→ **GIVEN ENTRIES**

────────────────────────────────────────

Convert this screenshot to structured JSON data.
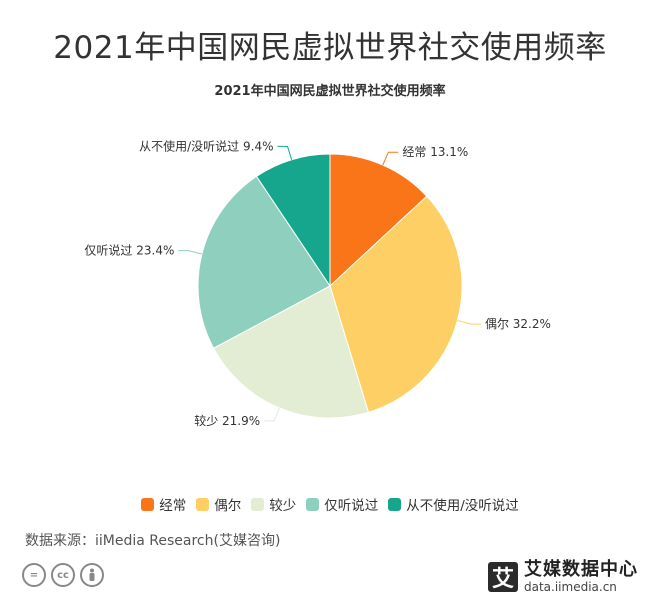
{
  "header": {
    "title": "2021年中国网民虚拟世界社交使用频率"
  },
  "chart_data": {
    "type": "pie",
    "title": "2021年中国网民虚拟世界社交使用频率",
    "slices": [
      {
        "label": "经常",
        "value": 13.1,
        "value_label": "13.1%",
        "color": "#F97518"
      },
      {
        "label": "偶尔",
        "value": 32.2,
        "value_label": "32.2%",
        "color": "#FDCF64"
      },
      {
        "label": "较少",
        "value": 21.9,
        "value_label": "21.9%",
        "color": "#E2EDD4"
      },
      {
        "label": "仅听说过",
        "value": 23.4,
        "value_label": "23.4%",
        "color": "#8ECFBD"
      },
      {
        "label": "从不使用/没听说过",
        "value": 9.4,
        "value_label": "9.4%",
        "color": "#15A68D"
      }
    ],
    "legend_position": "bottom"
  },
  "footer": {
    "source": "数据来源：iiMedia Research(艾媒咨询)",
    "brand_name": "艾媒数据中心",
    "brand_url": "data.iimedia.cn",
    "brand_mark": "艾",
    "cc_icons": [
      {
        "icon": "equals-icon",
        "text": "="
      },
      {
        "icon": "cc-icon",
        "text": "cc"
      },
      {
        "icon": "person-icon",
        "text": ""
      }
    ]
  }
}
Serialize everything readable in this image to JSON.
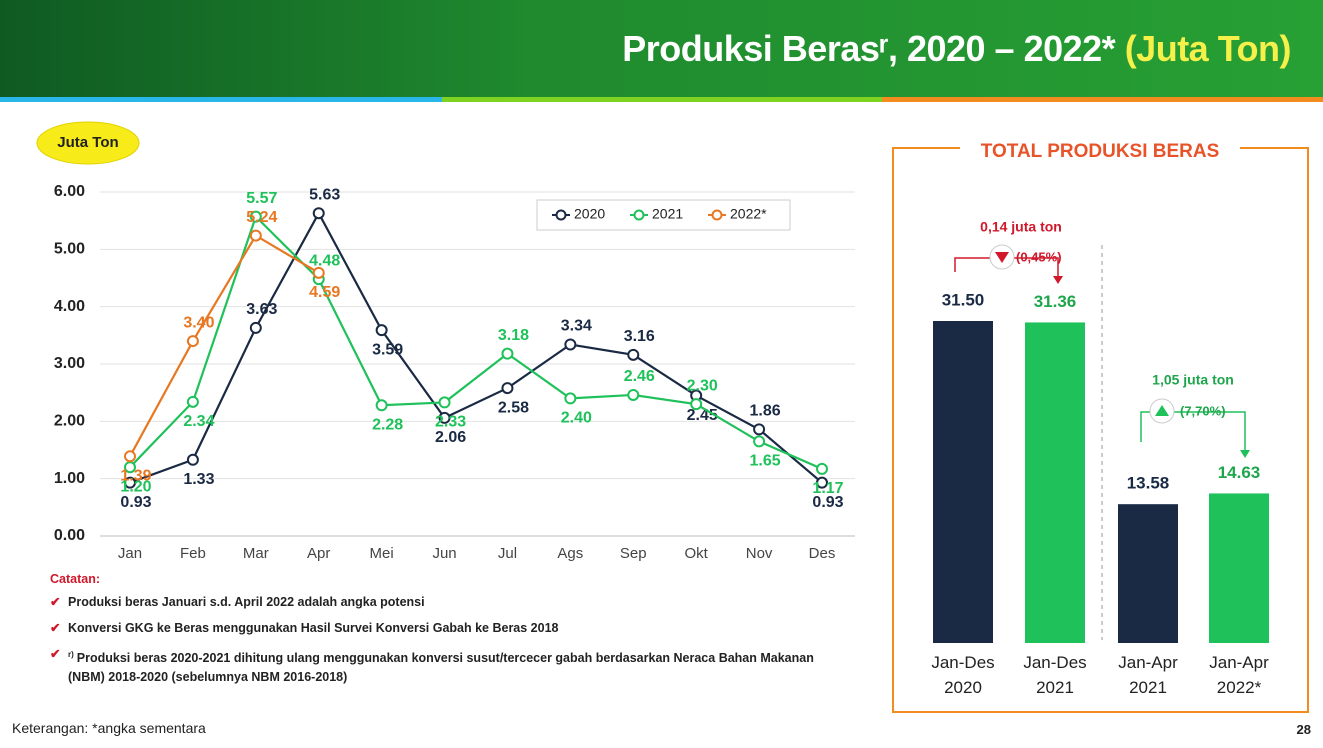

────────────────────────────────────────

→ **INSTRUCTION**
Restate each line of the records exactly; pictures do not belong in the copy.

→ **RESPONSE**
Convert this screenshot to structured JSON data.
{
  "header": {
    "title": "2021年中国网民虚拟世界社交使用频率"
  },
  "chart_data": {
    "type": "pie",
    "title": "2021年中国网民虚拟世界社交使用频率",
    "slices": [
      {
        "label": "经常",
        "value": 13.1,
        "value_label": "13.1%",
        "color": "#F97518"
      },
      {
        "label": "偶尔",
        "value": 32.2,
        "value_label": "32.2%",
        "color": "#FDCF64"
      },
      {
        "label": "较少",
        "value": 21.9,
        "value_label": "21.9%",
        "color": "#E2EDD4"
      },
      {
        "label": "仅听说过",
        "value": 23.4,
        "value_label": "23.4%",
        "color": "#8ECFBD"
      },
      {
        "label": "从不使用/没听说过",
        "value": 9.4,
        "value_label": "9.4%",
        "color": "#15A68D"
      }
    ],
    "legend_position": "bottom"
  },
  "footer": {
    "source": "数据来源：iiMedia Research(艾媒咨询)",
    "brand_name": "艾媒数据中心",
    "brand_url": "data.iimedia.cn",
    "brand_mark": "艾",
    "cc_icons": [
      {
        "icon": "equals-icon",
        "text": "="
      },
      {
        "icon": "cc-icon",
        "text": "cc"
      },
      {
        "icon": "person-icon",
        "text": ""
      }
    ]
  }
}
Serialize everything readable in this image to JSON.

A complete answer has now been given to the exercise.